(Dataset records)
---

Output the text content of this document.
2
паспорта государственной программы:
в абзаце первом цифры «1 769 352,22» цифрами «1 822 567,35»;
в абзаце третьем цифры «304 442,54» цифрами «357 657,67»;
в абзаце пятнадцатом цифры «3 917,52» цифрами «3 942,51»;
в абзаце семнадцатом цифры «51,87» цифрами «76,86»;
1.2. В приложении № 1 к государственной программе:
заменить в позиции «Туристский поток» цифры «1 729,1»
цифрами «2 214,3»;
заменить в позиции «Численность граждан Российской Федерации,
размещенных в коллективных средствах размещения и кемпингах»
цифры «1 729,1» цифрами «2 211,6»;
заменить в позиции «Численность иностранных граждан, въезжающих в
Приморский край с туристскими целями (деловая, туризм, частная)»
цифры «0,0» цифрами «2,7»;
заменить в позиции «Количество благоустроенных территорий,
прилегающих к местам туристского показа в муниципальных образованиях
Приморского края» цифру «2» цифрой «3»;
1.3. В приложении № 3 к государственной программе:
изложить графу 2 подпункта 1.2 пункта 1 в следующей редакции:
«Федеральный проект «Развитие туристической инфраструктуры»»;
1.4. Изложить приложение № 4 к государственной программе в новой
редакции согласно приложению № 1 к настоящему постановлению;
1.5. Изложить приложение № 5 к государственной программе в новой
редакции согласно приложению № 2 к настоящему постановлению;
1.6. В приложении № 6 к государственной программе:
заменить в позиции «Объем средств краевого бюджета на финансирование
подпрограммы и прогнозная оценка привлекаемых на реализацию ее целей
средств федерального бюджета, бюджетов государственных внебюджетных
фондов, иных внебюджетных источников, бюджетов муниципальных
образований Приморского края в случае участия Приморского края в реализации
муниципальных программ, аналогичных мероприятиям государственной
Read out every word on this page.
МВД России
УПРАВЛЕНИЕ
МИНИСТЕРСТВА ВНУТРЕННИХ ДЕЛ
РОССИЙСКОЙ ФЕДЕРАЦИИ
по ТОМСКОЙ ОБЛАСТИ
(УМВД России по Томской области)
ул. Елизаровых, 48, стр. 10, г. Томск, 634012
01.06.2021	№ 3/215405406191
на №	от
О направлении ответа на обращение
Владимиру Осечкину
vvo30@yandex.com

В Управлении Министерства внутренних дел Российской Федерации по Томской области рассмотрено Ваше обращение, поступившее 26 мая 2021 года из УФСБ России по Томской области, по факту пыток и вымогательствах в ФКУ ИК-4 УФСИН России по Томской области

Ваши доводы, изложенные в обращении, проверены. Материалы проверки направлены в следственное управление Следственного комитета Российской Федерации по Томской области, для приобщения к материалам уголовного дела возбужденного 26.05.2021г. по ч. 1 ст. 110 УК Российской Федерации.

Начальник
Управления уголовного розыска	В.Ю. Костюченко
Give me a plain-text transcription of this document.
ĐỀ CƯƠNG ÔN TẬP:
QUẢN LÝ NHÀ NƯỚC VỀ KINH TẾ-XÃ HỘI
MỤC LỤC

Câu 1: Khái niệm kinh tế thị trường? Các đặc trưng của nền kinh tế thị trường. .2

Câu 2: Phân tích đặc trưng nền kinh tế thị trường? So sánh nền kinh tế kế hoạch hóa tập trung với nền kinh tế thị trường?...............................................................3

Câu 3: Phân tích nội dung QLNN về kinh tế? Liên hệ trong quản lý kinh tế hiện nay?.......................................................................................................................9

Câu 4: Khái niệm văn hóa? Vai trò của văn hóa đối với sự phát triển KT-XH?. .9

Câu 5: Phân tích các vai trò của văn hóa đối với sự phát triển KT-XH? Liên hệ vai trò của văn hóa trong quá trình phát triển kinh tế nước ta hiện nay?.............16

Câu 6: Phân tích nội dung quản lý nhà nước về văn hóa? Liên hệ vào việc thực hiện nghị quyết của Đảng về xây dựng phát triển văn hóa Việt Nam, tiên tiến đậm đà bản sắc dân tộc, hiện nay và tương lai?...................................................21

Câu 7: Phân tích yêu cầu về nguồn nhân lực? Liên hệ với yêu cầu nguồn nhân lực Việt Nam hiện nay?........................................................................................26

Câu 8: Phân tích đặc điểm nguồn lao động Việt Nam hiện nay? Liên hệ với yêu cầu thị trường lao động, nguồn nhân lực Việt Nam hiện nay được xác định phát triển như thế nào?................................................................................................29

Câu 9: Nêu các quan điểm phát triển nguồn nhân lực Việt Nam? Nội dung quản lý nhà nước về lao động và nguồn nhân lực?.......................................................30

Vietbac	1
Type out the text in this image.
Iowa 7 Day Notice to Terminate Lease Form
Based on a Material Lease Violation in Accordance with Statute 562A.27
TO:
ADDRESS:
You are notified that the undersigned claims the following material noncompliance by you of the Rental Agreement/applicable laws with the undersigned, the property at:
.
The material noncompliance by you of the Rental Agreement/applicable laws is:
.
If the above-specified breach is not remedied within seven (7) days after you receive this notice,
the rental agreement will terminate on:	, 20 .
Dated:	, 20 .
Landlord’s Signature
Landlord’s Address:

---

Task brief: Find the line that contains "Type out the text in this image." in the listing above. Retype it and every line after it up to the last, exactly, and nothing else.

Full output:
Type out the text in this image.
Iowa 7 Day Notice to Terminate Lease Form
Based on a Material Lease Violation in Accordance with Statute 562A.27
TO:
ADDRESS:
You are notified that the undersigned claims the following material noncompliance by you of the Rental Agreement/applicable laws with the undersigned, the property at:
.
The material noncompliance by you of the Rental Agreement/applicable laws is:
.
If the above-specified breach is not remedied within seven (7) days after you receive this notice,
the rental agreement will terminate on:	, 20 .
Dated:	, 20 .
Landlord’s Signature
Landlord’s Address:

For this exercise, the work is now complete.